#### [WHAT IS NEEDED]
Gather all lines with "color" from the records.

>> START

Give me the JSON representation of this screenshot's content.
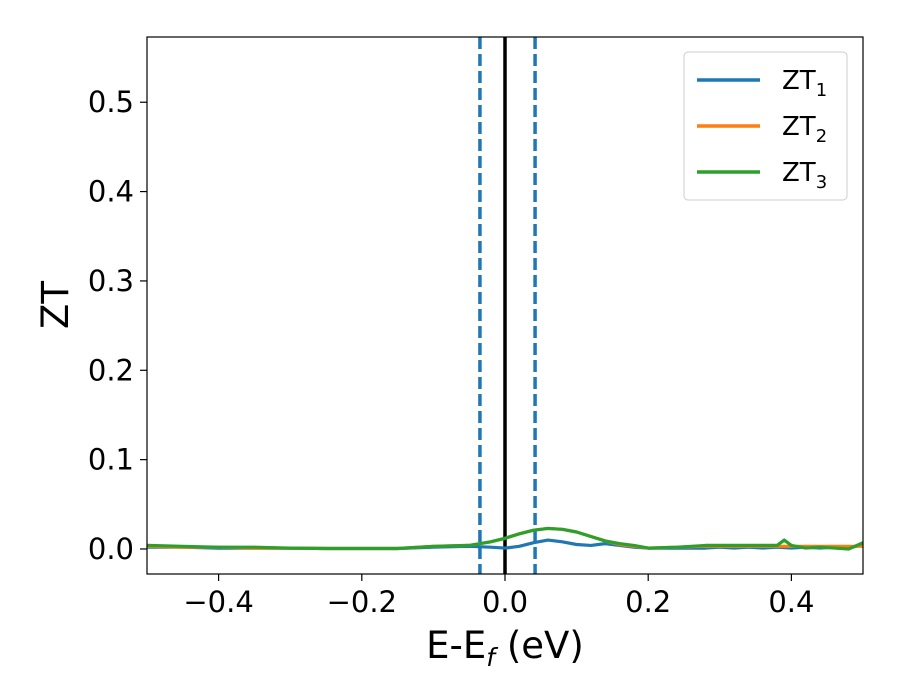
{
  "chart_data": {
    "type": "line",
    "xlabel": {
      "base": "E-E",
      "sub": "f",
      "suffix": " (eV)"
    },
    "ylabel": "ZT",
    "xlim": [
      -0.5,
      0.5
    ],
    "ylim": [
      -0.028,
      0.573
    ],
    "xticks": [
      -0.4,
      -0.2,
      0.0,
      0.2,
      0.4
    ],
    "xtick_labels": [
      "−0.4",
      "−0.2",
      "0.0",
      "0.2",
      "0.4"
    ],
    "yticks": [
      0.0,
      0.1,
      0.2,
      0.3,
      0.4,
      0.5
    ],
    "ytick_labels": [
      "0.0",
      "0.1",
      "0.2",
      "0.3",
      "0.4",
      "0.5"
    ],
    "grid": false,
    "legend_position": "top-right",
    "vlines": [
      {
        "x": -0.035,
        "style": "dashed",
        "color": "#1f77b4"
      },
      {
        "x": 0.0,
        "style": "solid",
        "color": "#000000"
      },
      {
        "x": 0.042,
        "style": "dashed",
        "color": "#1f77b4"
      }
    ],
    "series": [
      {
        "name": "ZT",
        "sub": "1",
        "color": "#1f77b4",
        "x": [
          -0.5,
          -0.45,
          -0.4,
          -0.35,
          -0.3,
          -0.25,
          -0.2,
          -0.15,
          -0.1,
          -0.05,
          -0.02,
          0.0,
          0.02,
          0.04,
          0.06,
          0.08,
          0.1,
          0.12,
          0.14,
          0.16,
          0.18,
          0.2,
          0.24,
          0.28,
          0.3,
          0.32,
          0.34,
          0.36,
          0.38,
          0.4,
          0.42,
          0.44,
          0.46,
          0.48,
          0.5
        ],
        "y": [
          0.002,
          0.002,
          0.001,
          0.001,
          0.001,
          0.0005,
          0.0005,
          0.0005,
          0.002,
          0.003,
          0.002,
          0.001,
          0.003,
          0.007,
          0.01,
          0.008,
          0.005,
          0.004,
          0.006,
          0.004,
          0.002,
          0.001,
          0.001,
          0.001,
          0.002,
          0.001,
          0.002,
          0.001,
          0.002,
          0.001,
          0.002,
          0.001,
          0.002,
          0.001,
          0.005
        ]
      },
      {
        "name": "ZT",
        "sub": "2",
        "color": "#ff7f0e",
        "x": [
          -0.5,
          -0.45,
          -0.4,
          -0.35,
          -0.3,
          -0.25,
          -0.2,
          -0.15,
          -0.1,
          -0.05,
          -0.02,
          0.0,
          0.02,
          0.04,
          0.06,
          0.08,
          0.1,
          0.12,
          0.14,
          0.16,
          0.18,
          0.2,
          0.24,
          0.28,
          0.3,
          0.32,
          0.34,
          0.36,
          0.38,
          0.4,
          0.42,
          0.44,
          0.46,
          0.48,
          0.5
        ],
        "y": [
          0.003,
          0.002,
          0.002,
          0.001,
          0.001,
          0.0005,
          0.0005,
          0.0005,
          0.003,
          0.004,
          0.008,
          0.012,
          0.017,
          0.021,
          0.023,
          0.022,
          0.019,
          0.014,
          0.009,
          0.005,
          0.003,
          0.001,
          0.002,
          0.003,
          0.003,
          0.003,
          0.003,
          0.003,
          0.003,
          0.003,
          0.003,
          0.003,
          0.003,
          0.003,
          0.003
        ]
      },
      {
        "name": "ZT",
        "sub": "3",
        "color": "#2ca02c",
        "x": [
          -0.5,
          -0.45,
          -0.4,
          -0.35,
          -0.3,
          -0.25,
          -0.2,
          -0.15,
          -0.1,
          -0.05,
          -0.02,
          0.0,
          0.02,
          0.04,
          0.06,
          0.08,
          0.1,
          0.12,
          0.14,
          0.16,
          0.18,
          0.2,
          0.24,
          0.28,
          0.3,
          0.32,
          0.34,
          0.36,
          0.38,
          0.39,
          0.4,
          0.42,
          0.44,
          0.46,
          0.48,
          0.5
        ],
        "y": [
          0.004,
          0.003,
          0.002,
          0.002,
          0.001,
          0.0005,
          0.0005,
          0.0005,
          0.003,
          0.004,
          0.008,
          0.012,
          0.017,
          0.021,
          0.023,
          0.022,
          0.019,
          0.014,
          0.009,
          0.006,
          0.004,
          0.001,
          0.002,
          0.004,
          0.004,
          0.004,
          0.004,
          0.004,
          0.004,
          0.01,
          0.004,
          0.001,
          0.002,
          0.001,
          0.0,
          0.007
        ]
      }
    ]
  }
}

>> END

#### [EXERCISE ANSWER]
        "color": "#1f77b4"
        "color": "#000000"
        "color": "#1f77b4"
        "color": "#1f77b4",
        "color": "#ff7f0e",
        "color": "#2ca02c",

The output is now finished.